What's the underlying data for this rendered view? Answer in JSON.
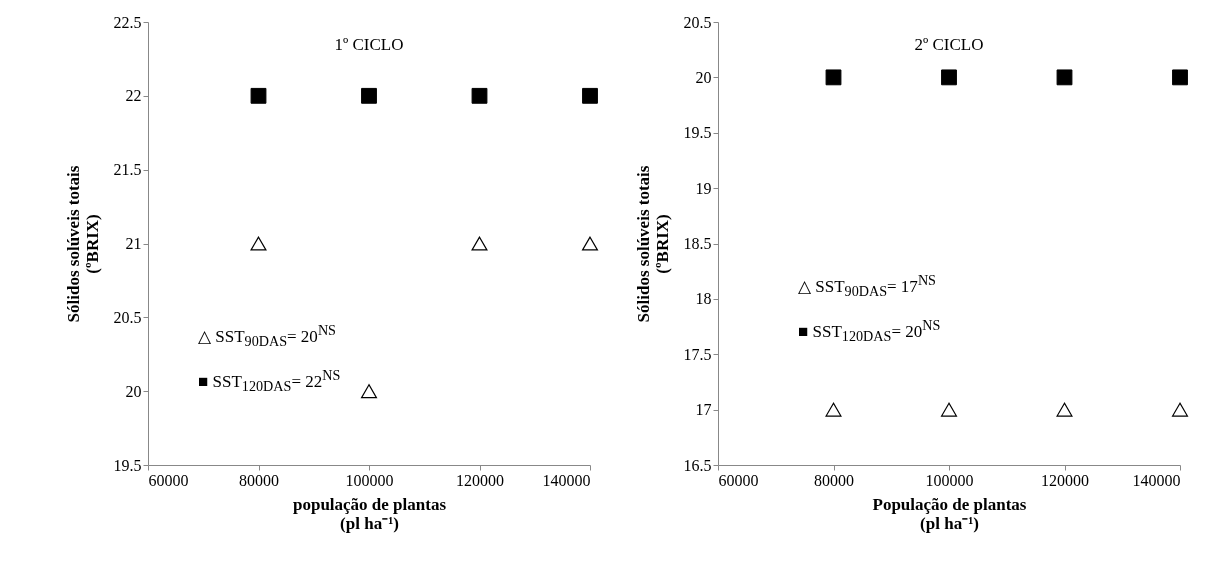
{
  "chart_data": [
    {
      "type": "scatter",
      "title": "1º CICLO",
      "xlabel": "população  de plantas\n(pl ha⁻¹)",
      "ylabel": "Sólidos solúveis totais\n(ºBRIX)",
      "x": [
        80000,
        100000,
        120000,
        140000
      ],
      "series": [
        {
          "color": "#000000",
          "marker": "triangle",
          "values": [
            21,
            20,
            21,
            21
          ]
        },
        {
          "color": "#000000",
          "marker": "square",
          "values": [
            22,
            22,
            22,
            22
          ]
        }
      ],
      "xlim": [
        60000,
        140000
      ],
      "xticks": [
        60000,
        80000,
        100000,
        120000,
        140000
      ],
      "ylim": [
        19.5,
        22.5
      ],
      "yticks": [
        19.5,
        20,
        20.5,
        21,
        21.5,
        22,
        22.5
      ],
      "grid": false,
      "annotations": [
        "△ SST$_{90DAS}$= 20$^{NS}$",
        "■ SST$_{120DAS}$= 22$^{NS}$"
      ]
    },
    {
      "type": "scatter",
      "title": "2º CICLO",
      "xlabel": "População  de plantas\n(pl ha⁻¹)",
      "ylabel": "Sólidos solúveis totais\n(ºBRIX)",
      "x": [
        80000,
        100000,
        120000,
        140000
      ],
      "series": [
        {
          "color": "#000000",
          "marker": "triangle",
          "values": [
            17,
            17,
            17,
            17
          ]
        },
        {
          "color": "#000000",
          "marker": "square",
          "values": [
            20,
            20,
            20,
            20
          ]
        }
      ],
      "xlim": [
        60000,
        140000
      ],
      "xticks": [
        60000,
        80000,
        100000,
        120000,
        140000
      ],
      "ylim": [
        16.5,
        20.5
      ],
      "yticks": [
        16.5,
        17,
        17.5,
        18,
        18.5,
        19,
        19.5,
        20,
        20.5
      ],
      "grid": false,
      "annotations": [
        "△ SST$_{90DAS}$= 17$^{NS}$",
        "■ SST$_{120DAS}$= 20$^{NS}$"
      ]
    }
  ]
}
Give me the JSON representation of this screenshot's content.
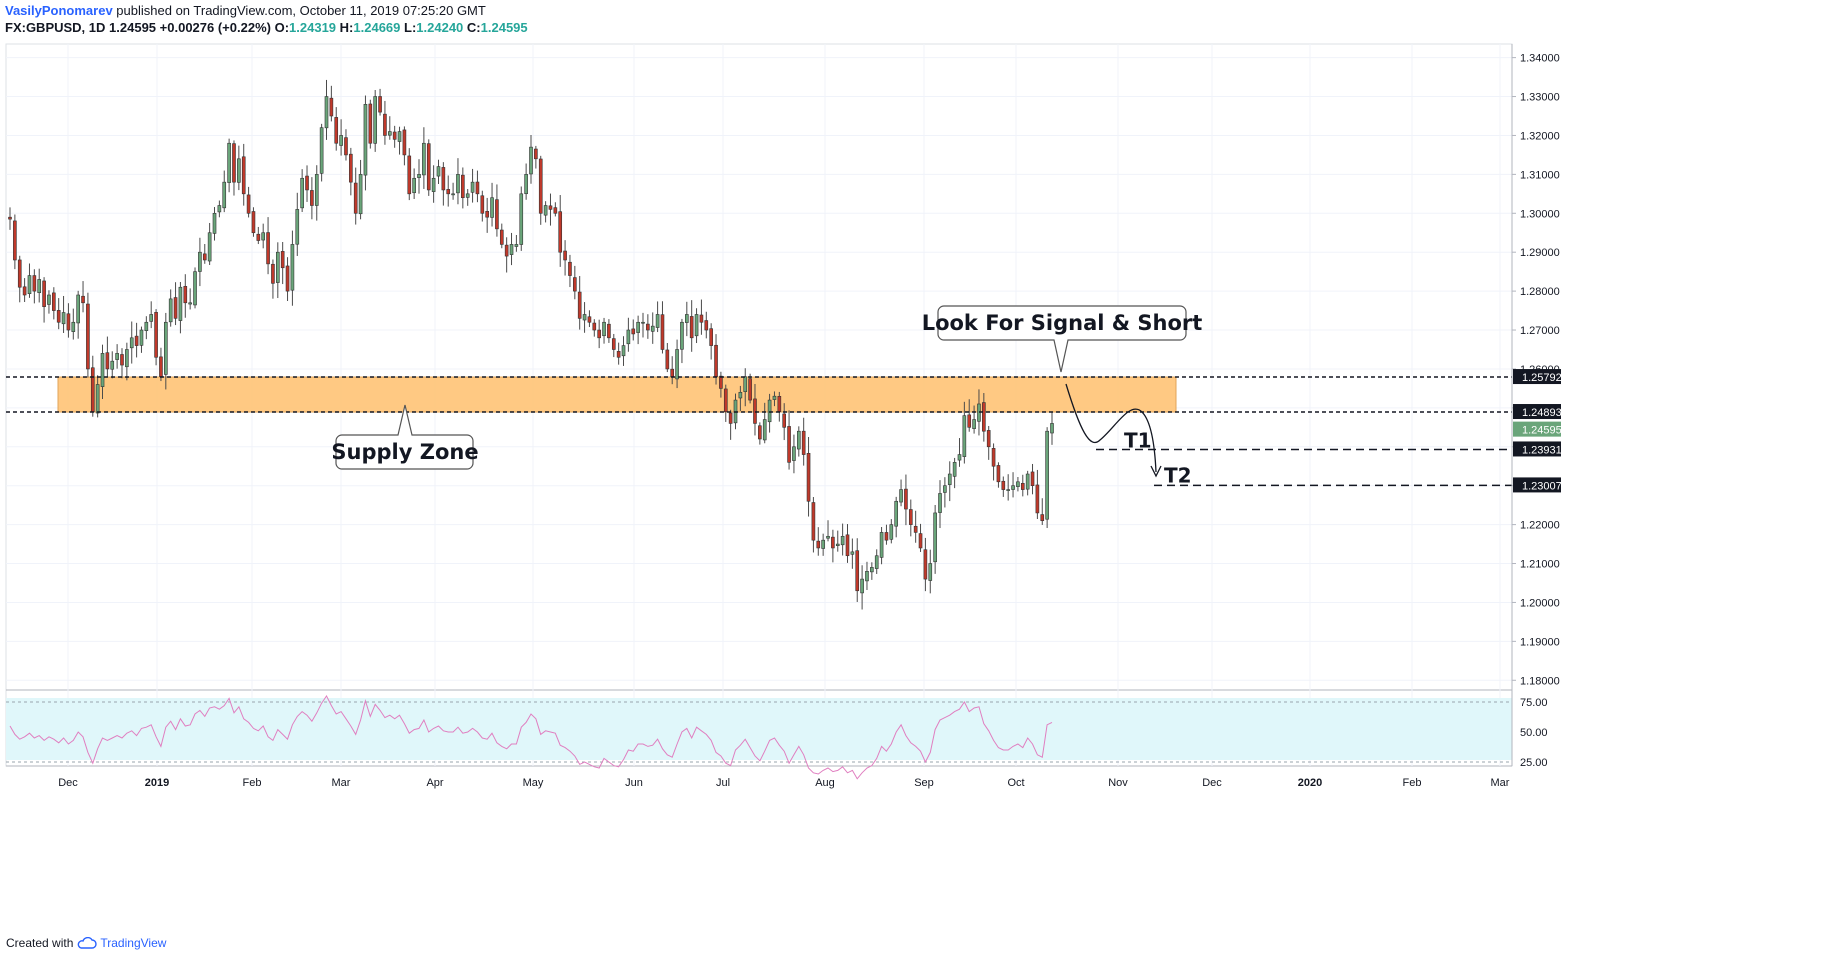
{
  "header": {
    "author": "VasilyPonomarev",
    "published": "published on TradingView.com, October 11, 2019 07:25:20 GMT",
    "symbol": "FX:GBPUSD, 1D",
    "last": "1.24595",
    "change": "+0.00276 (+0.22%)",
    "o_label": "O:",
    "o": "1.24319",
    "h_label": "H:",
    "h": "1.24669",
    "l_label": "L:",
    "l": "1.24240",
    "c_label": "C:",
    "c": "1.24595"
  },
  "footer": {
    "created_with": "Created with",
    "brand": "TradingView"
  },
  "colors": {
    "up": "#26a69a",
    "up_body": "#6aa57a",
    "down": "#c0392b",
    "zone": "#ffc77d",
    "rsi_bg": "#e0f7fa",
    "rsi_line": "#e07fc0"
  },
  "chart_data": {
    "type": "candlestick",
    "symbol": "FX:GBPUSD",
    "timeframe": "1D",
    "x_ticks": [
      "Dec",
      "2019",
      "Feb",
      "Mar",
      "Apr",
      "May",
      "Jun",
      "Jul",
      "Aug",
      "Sep",
      "Oct",
      "Nov",
      "Dec",
      "2020",
      "Feb",
      "Mar"
    ],
    "y_ticks": [
      "1.34000",
      "1.33000",
      "1.32000",
      "1.31000",
      "1.30000",
      "1.29000",
      "1.28000",
      "1.27000",
      "1.26000",
      "1.25000",
      "1.24000",
      "1.23000",
      "1.22000",
      "1.21000",
      "1.20000",
      "1.19000",
      "1.18000"
    ],
    "ylim": [
      1.1775,
      1.3435
    ],
    "closes": [
      1.2985,
      1.288,
      1.281,
      1.279,
      1.284,
      1.28,
      1.283,
      1.276,
      1.279,
      1.275,
      1.272,
      1.2745,
      1.27,
      1.272,
      1.279,
      1.277,
      1.26,
      1.249,
      1.256,
      1.264,
      1.26,
      1.262,
      1.264,
      1.261,
      1.265,
      1.268,
      1.266,
      1.27,
      1.272,
      1.274,
      1.263,
      1.258,
      1.272,
      1.278,
      1.273,
      1.281,
      1.277,
      1.277,
      1.285,
      1.29,
      1.288,
      1.295,
      1.3,
      1.302,
      1.308,
      1.318,
      1.308,
      1.314,
      1.305,
      1.3,
      1.295,
      1.293,
      1.295,
      1.287,
      1.282,
      1.29,
      1.286,
      1.28,
      1.292,
      1.301,
      1.309,
      1.306,
      1.302,
      1.31,
      1.322,
      1.33,
      1.325,
      1.318,
      1.32,
      1.315,
      1.308,
      1.3,
      1.31,
      1.328,
      1.318,
      1.33,
      1.326,
      1.32,
      1.321,
      1.319,
      1.321,
      1.315,
      1.305,
      1.309,
      1.31,
      1.318,
      1.306,
      1.309,
      1.312,
      1.306,
      1.305,
      1.305,
      1.31,
      1.304,
      1.305,
      1.308,
      1.305,
      1.3,
      1.299,
      1.304,
      1.296,
      1.292,
      1.289,
      1.292,
      1.292,
      1.305,
      1.31,
      1.317,
      1.314,
      1.3,
      1.302,
      1.301,
      1.3,
      1.29,
      1.288,
      1.284,
      1.28,
      1.273,
      1.274,
      1.272,
      1.27,
      1.268,
      1.272,
      1.268,
      1.265,
      1.263,
      1.266,
      1.27,
      1.269,
      1.272,
      1.272,
      1.27,
      1.271,
      1.274,
      1.265,
      1.26,
      1.258,
      1.265,
      1.272,
      1.274,
      1.268,
      1.274,
      1.272,
      1.27,
      1.266,
      1.258,
      1.255,
      1.249,
      1.246,
      1.252,
      1.254,
      1.258,
      1.252,
      1.246,
      1.242,
      1.247,
      1.252,
      1.253,
      1.249,
      1.245,
      1.236,
      1.24,
      1.244,
      1.238,
      1.226,
      1.216,
      1.214,
      1.216,
      1.217,
      1.214,
      1.215,
      1.217,
      1.212,
      1.213,
      1.203,
      1.206,
      1.208,
      1.209,
      1.212,
      1.218,
      1.216,
      1.22,
      1.226,
      1.229,
      1.224,
      1.22,
      1.218,
      1.214,
      1.206,
      1.21,
      1.223,
      1.228,
      1.23,
      1.233,
      1.236,
      1.238,
      1.248,
      1.245,
      1.247,
      1.251,
      1.244,
      1.24,
      1.235,
      1.231,
      1.229,
      1.229,
      1.23,
      1.231,
      1.229,
      1.233,
      1.23,
      1.223,
      1.221,
      1.244,
      1.246
    ],
    "rsi": [
      55,
      48,
      44,
      46,
      49,
      45,
      47,
      43,
      46,
      44,
      41,
      45,
      40,
      43,
      50,
      46,
      33,
      24,
      36,
      45,
      43,
      45,
      47,
      45,
      49,
      51,
      47,
      53,
      54,
      56,
      46,
      38,
      54,
      59,
      52,
      61,
      55,
      56,
      65,
      68,
      63,
      70,
      71,
      69,
      72,
      78,
      66,
      71,
      61,
      58,
      53,
      51,
      55,
      46,
      43,
      52,
      48,
      44,
      56,
      63,
      67,
      64,
      59,
      66,
      74,
      80,
      72,
      65,
      67,
      61,
      55,
      48,
      60,
      76,
      63,
      73,
      68,
      62,
      64,
      61,
      64,
      57,
      49,
      52,
      53,
      60,
      50,
      53,
      55,
      51,
      50,
      50,
      54,
      49,
      50,
      53,
      50,
      45,
      44,
      49,
      41,
      38,
      36,
      40,
      40,
      54,
      58,
      65,
      61,
      48,
      51,
      50,
      49,
      39,
      37,
      34,
      30,
      23,
      25,
      23,
      21,
      20,
      28,
      25,
      22,
      21,
      27,
      35,
      34,
      40,
      40,
      38,
      39,
      44,
      36,
      31,
      29,
      40,
      50,
      53,
      45,
      54,
      51,
      48,
      43,
      33,
      30,
      24,
      22,
      35,
      39,
      44,
      37,
      30,
      26,
      34,
      43,
      45,
      39,
      34,
      24,
      31,
      38,
      31,
      20,
      16,
      15,
      18,
      20,
      17,
      18,
      21,
      16,
      18,
      11,
      16,
      20,
      22,
      28,
      38,
      34,
      40,
      50,
      56,
      47,
      41,
      38,
      34,
      25,
      33,
      52,
      60,
      62,
      64,
      67,
      69,
      75,
      67,
      70,
      71,
      57,
      51,
      43,
      37,
      35,
      35,
      38,
      40,
      37,
      45,
      40,
      31,
      29,
      56,
      58
    ],
    "rsi_ticks": [
      "75.00",
      "50.00",
      "25.00"
    ],
    "supply_zone": [
      1.24893,
      1.25792
    ],
    "price_labels": [
      "1.25792",
      "1.24893",
      "1.24595",
      "1.23931",
      "1.23007"
    ],
    "targets": [
      {
        "name": "T1",
        "price": 1.23931
      },
      {
        "name": "T2",
        "price": 1.23007
      }
    ],
    "annotations": [
      "Look For Signal & Short",
      "Supply Zone"
    ]
  }
}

══════

Exercise goal:
Scan the records above for the string "plantas", then report every line that contains it.

Result for this task:
      "xlabel": "população  de plantas\n(pl ha⁻¹)",
      "xlabel": "População  de plantas\n(pl ha⁻¹)",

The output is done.